* start The records *

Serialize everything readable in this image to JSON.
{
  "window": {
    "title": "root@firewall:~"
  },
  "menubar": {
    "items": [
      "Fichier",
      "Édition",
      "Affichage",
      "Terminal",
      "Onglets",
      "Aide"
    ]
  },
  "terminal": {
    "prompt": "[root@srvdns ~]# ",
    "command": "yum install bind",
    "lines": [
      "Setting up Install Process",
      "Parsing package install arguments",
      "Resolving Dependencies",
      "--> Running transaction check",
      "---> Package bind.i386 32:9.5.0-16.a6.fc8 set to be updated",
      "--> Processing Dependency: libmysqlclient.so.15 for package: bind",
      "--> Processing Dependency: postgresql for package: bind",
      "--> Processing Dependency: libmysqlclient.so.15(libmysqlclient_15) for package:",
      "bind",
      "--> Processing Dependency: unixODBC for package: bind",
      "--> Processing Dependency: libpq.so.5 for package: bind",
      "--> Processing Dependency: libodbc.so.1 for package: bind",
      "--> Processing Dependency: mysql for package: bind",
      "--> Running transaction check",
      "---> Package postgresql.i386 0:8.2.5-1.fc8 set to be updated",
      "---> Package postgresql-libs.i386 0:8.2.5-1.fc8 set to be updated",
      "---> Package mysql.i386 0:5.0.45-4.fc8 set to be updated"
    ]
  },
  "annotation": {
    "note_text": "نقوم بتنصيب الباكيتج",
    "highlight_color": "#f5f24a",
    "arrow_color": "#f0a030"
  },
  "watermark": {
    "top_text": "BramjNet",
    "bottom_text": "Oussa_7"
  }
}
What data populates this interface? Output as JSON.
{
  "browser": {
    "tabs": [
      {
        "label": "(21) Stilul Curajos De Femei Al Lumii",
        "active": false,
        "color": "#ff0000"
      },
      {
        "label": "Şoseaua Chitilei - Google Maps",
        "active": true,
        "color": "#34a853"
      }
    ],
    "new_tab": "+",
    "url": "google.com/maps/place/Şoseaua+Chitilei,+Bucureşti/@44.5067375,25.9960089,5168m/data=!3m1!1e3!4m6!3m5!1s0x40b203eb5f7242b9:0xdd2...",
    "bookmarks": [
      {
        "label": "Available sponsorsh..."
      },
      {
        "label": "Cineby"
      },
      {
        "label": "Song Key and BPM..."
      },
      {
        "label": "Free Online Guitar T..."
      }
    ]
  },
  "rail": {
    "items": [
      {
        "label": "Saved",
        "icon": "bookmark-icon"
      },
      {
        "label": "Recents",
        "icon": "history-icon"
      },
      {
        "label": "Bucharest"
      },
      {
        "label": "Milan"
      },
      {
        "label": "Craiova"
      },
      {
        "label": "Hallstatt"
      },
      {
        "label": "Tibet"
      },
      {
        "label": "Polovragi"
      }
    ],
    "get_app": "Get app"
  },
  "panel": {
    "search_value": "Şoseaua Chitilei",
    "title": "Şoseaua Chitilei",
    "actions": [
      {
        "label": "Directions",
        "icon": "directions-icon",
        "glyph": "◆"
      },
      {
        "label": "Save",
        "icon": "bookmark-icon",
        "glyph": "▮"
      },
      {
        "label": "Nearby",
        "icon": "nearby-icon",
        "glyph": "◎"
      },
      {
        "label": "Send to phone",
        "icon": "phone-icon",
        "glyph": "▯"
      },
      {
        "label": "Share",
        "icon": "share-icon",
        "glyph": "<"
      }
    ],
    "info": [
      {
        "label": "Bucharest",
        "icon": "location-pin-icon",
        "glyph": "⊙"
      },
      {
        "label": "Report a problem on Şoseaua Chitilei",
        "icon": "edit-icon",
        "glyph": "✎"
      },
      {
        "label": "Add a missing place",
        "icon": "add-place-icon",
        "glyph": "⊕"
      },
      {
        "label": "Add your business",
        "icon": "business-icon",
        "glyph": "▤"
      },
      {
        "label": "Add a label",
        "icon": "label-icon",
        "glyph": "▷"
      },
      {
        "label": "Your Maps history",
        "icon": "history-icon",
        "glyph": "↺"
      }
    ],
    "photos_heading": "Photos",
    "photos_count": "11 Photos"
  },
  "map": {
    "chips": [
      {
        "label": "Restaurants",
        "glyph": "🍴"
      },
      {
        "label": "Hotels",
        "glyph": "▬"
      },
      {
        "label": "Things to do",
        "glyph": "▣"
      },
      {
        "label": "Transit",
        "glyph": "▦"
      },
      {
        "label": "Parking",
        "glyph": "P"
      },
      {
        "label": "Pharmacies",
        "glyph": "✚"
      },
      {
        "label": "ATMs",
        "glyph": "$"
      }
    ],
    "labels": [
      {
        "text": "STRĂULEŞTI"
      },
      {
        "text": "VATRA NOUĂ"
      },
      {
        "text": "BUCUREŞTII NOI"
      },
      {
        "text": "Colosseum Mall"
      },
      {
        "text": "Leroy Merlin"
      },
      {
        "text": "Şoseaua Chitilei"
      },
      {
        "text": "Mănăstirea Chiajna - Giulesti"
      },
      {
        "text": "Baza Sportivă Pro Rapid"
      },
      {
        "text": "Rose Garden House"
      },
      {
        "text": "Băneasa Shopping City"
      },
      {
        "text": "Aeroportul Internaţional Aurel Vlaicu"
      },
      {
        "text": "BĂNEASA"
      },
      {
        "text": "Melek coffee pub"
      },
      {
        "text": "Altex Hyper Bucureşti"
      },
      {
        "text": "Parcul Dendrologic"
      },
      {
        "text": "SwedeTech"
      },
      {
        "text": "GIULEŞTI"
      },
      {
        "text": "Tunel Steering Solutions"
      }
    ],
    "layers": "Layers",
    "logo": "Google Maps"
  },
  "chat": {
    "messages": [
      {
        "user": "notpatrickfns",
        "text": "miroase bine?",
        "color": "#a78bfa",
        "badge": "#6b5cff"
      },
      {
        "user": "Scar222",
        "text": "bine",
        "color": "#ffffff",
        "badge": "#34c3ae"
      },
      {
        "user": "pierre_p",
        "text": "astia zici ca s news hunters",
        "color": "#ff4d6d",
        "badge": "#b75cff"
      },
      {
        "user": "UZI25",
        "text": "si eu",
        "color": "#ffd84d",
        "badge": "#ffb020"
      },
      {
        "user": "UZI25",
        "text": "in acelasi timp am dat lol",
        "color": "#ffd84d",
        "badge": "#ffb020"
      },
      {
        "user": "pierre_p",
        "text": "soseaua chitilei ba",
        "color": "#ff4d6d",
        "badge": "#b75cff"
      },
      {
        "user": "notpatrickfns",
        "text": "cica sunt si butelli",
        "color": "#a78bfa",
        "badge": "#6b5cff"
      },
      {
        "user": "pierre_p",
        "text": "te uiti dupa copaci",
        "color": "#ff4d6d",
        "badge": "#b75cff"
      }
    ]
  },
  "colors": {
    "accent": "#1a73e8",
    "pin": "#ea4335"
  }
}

* end The records *

__Aim__. Show every line in the records above that contains the word "title".

__Output for this exercise__.
    "title": "root@firewall:~"
    "title": "Şoseaua Chitilei",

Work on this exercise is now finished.